Your task is to print every entry below exactly as given.

## BEGIN MATERIAL FOR THE TASK

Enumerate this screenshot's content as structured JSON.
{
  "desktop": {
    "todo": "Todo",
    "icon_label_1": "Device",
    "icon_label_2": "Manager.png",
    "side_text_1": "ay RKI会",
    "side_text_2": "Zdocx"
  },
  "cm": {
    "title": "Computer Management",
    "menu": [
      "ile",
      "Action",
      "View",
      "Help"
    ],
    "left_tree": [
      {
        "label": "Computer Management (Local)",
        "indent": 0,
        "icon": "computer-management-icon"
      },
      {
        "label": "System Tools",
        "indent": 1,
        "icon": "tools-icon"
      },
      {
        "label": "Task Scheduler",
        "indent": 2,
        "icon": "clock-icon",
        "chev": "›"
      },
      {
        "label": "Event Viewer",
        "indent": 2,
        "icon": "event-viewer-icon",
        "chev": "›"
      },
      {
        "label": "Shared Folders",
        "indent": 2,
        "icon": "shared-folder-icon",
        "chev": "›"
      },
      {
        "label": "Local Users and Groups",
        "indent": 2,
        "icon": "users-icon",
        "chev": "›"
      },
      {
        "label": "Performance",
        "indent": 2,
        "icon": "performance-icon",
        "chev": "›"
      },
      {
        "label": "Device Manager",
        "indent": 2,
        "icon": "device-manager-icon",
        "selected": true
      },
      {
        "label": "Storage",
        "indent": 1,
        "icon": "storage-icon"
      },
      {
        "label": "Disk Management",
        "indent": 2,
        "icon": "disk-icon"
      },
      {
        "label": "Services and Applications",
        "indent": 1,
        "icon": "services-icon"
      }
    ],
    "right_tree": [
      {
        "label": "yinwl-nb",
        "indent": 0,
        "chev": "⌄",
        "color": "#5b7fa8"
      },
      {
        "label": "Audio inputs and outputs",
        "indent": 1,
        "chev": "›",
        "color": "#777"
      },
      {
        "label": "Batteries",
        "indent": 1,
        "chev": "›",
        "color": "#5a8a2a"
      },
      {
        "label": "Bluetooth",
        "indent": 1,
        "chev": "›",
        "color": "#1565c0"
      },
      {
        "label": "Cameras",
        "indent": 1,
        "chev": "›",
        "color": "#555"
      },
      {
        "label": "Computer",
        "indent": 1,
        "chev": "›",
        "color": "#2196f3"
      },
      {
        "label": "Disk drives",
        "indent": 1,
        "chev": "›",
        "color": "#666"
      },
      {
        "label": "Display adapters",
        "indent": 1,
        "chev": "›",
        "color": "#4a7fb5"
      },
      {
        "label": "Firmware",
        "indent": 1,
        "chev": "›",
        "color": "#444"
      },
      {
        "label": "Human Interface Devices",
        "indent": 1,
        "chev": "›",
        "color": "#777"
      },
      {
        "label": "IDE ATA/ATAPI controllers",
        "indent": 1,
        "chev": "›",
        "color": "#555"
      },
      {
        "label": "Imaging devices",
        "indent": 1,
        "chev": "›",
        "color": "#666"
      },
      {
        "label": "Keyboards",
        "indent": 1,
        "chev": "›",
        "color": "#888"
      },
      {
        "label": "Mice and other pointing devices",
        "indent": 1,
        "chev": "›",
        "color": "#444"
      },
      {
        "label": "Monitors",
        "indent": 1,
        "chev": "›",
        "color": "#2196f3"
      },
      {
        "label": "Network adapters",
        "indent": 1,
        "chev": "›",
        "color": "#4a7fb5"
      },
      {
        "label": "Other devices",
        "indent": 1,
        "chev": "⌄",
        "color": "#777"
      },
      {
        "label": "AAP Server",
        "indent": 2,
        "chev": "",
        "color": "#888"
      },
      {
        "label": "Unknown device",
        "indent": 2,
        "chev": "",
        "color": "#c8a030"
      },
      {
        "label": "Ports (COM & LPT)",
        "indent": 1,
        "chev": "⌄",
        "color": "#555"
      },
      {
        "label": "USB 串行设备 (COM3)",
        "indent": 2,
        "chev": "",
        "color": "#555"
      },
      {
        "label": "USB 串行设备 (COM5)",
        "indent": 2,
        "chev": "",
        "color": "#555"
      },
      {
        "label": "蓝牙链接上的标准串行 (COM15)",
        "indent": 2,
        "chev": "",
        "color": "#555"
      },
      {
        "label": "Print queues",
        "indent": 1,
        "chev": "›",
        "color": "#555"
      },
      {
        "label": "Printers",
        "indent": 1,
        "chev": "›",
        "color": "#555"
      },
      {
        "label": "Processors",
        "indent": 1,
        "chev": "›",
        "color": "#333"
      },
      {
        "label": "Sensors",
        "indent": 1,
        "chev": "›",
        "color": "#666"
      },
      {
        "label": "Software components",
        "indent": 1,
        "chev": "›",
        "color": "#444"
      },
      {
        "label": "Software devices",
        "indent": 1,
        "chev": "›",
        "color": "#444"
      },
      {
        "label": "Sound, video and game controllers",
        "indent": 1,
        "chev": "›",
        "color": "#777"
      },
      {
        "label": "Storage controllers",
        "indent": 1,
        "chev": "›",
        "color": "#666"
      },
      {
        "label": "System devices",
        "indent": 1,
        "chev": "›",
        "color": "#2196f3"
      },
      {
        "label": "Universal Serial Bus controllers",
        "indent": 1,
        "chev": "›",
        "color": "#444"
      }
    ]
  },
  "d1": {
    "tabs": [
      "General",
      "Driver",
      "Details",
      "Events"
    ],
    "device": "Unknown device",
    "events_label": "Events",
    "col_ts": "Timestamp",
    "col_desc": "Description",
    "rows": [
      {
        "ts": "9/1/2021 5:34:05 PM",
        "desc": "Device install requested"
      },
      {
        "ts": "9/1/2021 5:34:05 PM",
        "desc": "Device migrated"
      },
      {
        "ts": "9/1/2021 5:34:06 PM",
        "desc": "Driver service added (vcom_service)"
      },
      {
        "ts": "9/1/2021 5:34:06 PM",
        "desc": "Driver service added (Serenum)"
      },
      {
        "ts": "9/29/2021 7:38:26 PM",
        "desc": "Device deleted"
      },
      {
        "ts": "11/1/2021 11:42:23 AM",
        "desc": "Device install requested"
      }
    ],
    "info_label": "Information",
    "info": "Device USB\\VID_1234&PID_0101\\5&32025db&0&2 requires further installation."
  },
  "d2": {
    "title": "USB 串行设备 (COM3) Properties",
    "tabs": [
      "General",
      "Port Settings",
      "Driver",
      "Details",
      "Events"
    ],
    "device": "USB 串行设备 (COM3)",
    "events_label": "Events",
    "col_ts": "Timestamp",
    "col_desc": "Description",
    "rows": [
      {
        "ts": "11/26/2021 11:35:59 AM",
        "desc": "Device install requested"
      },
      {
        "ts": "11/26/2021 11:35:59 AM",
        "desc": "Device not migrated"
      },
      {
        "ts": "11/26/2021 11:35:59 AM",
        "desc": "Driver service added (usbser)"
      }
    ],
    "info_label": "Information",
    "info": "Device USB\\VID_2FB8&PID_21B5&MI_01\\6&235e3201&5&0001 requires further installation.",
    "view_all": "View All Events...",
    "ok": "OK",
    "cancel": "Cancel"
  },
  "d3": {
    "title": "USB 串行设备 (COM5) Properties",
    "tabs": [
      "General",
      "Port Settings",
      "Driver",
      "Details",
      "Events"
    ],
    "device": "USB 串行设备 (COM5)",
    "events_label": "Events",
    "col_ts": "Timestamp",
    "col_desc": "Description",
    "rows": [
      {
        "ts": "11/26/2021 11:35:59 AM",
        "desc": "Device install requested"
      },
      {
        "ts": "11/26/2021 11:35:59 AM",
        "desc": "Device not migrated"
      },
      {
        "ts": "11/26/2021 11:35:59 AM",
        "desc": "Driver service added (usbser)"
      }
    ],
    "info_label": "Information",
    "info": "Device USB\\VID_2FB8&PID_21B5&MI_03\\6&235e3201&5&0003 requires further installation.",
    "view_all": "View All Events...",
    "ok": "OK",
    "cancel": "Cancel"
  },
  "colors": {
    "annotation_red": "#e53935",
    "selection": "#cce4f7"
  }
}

## END MATERIAL FOR THE TASK

**WRITTEN SOLUTION**:
Enumerate this screenshot's content as structured JSON.
{
  "desktop": {
    "todo": "Todo",
    "icon_label_1": "Device",
    "icon_label_2": "Manager.png",
    "side_text_1": "ay RKI会",
    "side_text_2": "Zdocx"
  },
  "cm": {
    "title": "Computer Management",
    "menu": [
      "ile",
      "Action",
      "View",
      "Help"
    ],
    "left_tree": [
      {
        "label": "Computer Management (Local)",
        "indent": 0,
        "icon": "computer-management-icon"
      },
      {
        "label": "System Tools",
        "indent": 1,
        "icon": "tools-icon"
      },
      {
        "label": "Task Scheduler",
        "indent": 2,
        "icon": "clock-icon",
        "chev": "›"
      },
      {
        "label": "Event Viewer",
        "indent": 2,
        "icon": "event-viewer-icon",
        "chev": "›"
      },
      {
        "label": "Shared Folders",
        "indent": 2,
        "icon": "shared-folder-icon",
        "chev": "›"
      },
      {
        "label": "Local Users and Groups",
        "indent": 2,
        "icon": "users-icon",
        "chev": "›"
      },
      {
        "label": "Performance",
        "indent": 2,
        "icon": "performance-icon",
        "chev": "›"
      },
      {
        "label": "Device Manager",
        "indent": 2,
        "icon": "device-manager-icon",
        "selected": true
      },
      {
        "label": "Storage",
        "indent": 1,
        "icon": "storage-icon"
      },
      {
        "label": "Disk Management",
        "indent": 2,
        "icon": "disk-icon"
      },
      {
        "label": "Services and Applications",
        "indent": 1,
        "icon": "services-icon"
      }
    ],
    "right_tree": [
      {
        "label": "yinwl-nb",
        "indent": 0,
        "chev": "⌄",
        "color": "#5b7fa8"
      },
      {
        "label": "Audio inputs and outputs",
        "indent": 1,
        "chev": "›",
        "color": "#777"
      },
      {
        "label": "Batteries",
        "indent": 1,
        "chev": "›",
        "color": "#5a8a2a"
      },
      {
        "label": "Bluetooth",
        "indent": 1,
        "chev": "›",
        "color": "#1565c0"
      },
      {
        "label": "Cameras",
        "indent": 1,
        "chev": "›",
        "color": "#555"
      },
      {
        "label": "Computer",
        "indent": 1,
        "chev": "›",
        "color": "#2196f3"
      },
      {
        "label": "Disk drives",
        "indent": 1,
        "chev": "›",
        "color": "#666"
      },
      {
        "label": "Display adapters",
        "indent": 1,
        "chev": "›",
        "color": "#4a7fb5"
      },
      {
        "label": "Firmware",
        "indent": 1,
        "chev": "›",
        "color": "#444"
      },
      {
        "label": "Human Interface Devices",
        "indent": 1,
        "chev": "›",
        "color": "#777"
      },
      {
        "label": "IDE ATA/ATAPI controllers",
        "indent": 1,
        "chev": "›",
        "color": "#555"
      },
      {
        "label": "Imaging devices",
        "indent": 1,
        "chev": "›",
        "color": "#666"
      },
      {
        "label": "Keyboards",
        "indent": 1,
        "chev": "›",
        "color": "#888"
      },
      {
        "label": "Mice and other pointing devices",
        "indent": 1,
        "chev": "›",
        "color": "#444"
      },
      {
        "label": "Monitors",
        "indent": 1,
        "chev": "›",
        "color": "#2196f3"
      },
      {
        "label": "Network adapters",
        "indent": 1,
        "chev": "›",
        "color": "#4a7fb5"
      },
      {
        "label": "Other devices",
        "indent": 1,
        "chev": "⌄",
        "color": "#777"
      },
      {
        "label": "AAP Server",
        "indent": 2,
        "chev": "",
        "color": "#888"
      },
      {
        "label": "Unknown device",
        "indent": 2,
        "chev": "",
        "color": "#c8a030"
      },
      {
        "label": "Ports (COM & LPT)",
        "indent": 1,
        "chev": "⌄",
        "color": "#555"
      },
      {
        "label": "USB 串行设备 (COM3)",
        "indent": 2,
        "chev": "",
        "color": "#555"
      },
      {
        "label": "USB 串行设备 (COM5)",
        "indent": 2,
        "chev": "",
        "color": "#555"
      },
      {
        "label": "蓝牙链接上的标准串行 (COM15)",
        "indent": 2,
        "chev": "",
        "color": "#555"
      },
      {
        "label": "Print queues",
        "indent": 1,
        "chev": "›",
        "color": "#555"
      },
      {
        "label": "Printers",
        "indent": 1,
        "chev": "›",
        "color": "#555"
      },
      {
        "label": "Processors",
        "indent": 1,
        "chev": "›",
        "color": "#333"
      },
      {
        "label": "Sensors",
        "indent": 1,
        "chev": "›",
        "color": "#666"
      },
      {
        "label": "Software components",
        "indent": 1,
        "chev": "›",
        "color": "#444"
      },
      {
        "label": "Software devices",
        "indent": 1,
        "chev": "›",
        "color": "#444"
      },
      {
        "label": "Sound, video and game controllers",
        "indent": 1,
        "chev": "›",
        "color": "#777"
      },
      {
        "label": "Storage controllers",
        "indent": 1,
        "chev": "›",
        "color": "#666"
      },
      {
        "label": "System devices",
        "indent": 1,
        "chev": "›",
        "color": "#2196f3"
      },
      {
        "label": "Universal Serial Bus controllers",
        "indent": 1,
        "chev": "›",
        "color": "#444"
      }
    ]
  },
  "d1": {
    "tabs": [
      "General",
      "Driver",
      "Details",
      "Events"
    ],
    "device": "Unknown device",
    "events_label": "Events",
    "col_ts": "Timestamp",
    "col_desc": "Description",
    "rows": [
      {
        "ts": "9/1/2021 5:34:05 PM",
        "desc": "Device install requested"
      },
      {
        "ts": "9/1/2021 5:34:05 PM",
        "desc": "Device migrated"
      },
      {
        "ts": "9/1/2021 5:34:06 PM",
        "desc": "Driver service added (vcom_service)"
      },
      {
        "ts": "9/1/2021 5:34:06 PM",
        "desc": "Driver service added (Serenum)"
      },
      {
        "ts": "9/29/2021 7:38:26 PM",
        "desc": "Device deleted"
      },
      {
        "ts": "11/1/2021 11:42:23 AM",
        "desc": "Device install requested"
      }
    ],
    "info_label": "Information",
    "info": "Device USB\\VID_1234&PID_0101\\5&32025db&0&2 requires further installation."
  },
  "d2": {
    "title": "USB 串行设备 (COM3) Properties",
    "tabs": [
      "General",
      "Port Settings",
      "Driver",
      "Details",
      "Events"
    ],
    "device": "USB 串行设备 (COM3)",
    "events_label": "Events",
    "col_ts": "Timestamp",
    "col_desc": "Description",
    "rows": [
      {
        "ts": "11/26/2021 11:35:59 AM",
        "desc": "Device install requested"
      },
      {
        "ts": "11/26/2021 11:35:59 AM",
        "desc": "Device not migrated"
      },
      {
        "ts": "11/26/2021 11:35:59 AM",
        "desc": "Driver service added (usbser)"
      }
    ],
    "info_label": "Information",
    "info": "Device USB\\VID_2FB8&PID_21B5&MI_01\\6&235e3201&5&0001 requires further installation.",
    "view_all": "View All Events...",
    "ok": "OK",
    "cancel": "Cancel"
  },
  "d3": {
    "title": "USB 串行设备 (COM5) Properties",
    "tabs": [
      "General",
      "Port Settings",
      "Driver",
      "Details",
      "Events"
    ],
    "device": "USB 串行设备 (COM5)",
    "events_label": "Events",
    "col_ts": "Timestamp",
    "col_desc": "Description",
    "rows": [
      {
        "ts": "11/26/2021 11:35:59 AM",
        "desc": "Device install requested"
      },
      {
        "ts": "11/26/2021 11:35:59 AM",
        "desc": "Device not migrated"
      },
      {
        "ts": "11/26/2021 11:35:59 AM",
        "desc": "Driver service added (usbser)"
      }
    ],
    "info_label": "Information",
    "info": "Device USB\\VID_2FB8&PID_21B5&MI_03\\6&235e3201&5&0003 requires further installation.",
    "view_all": "View All Events...",
    "ok": "OK",
    "cancel": "Cancel"
  },
  "colors": {
    "annotation_red": "#e53935",
    "selection": "#cce4f7"
  }
}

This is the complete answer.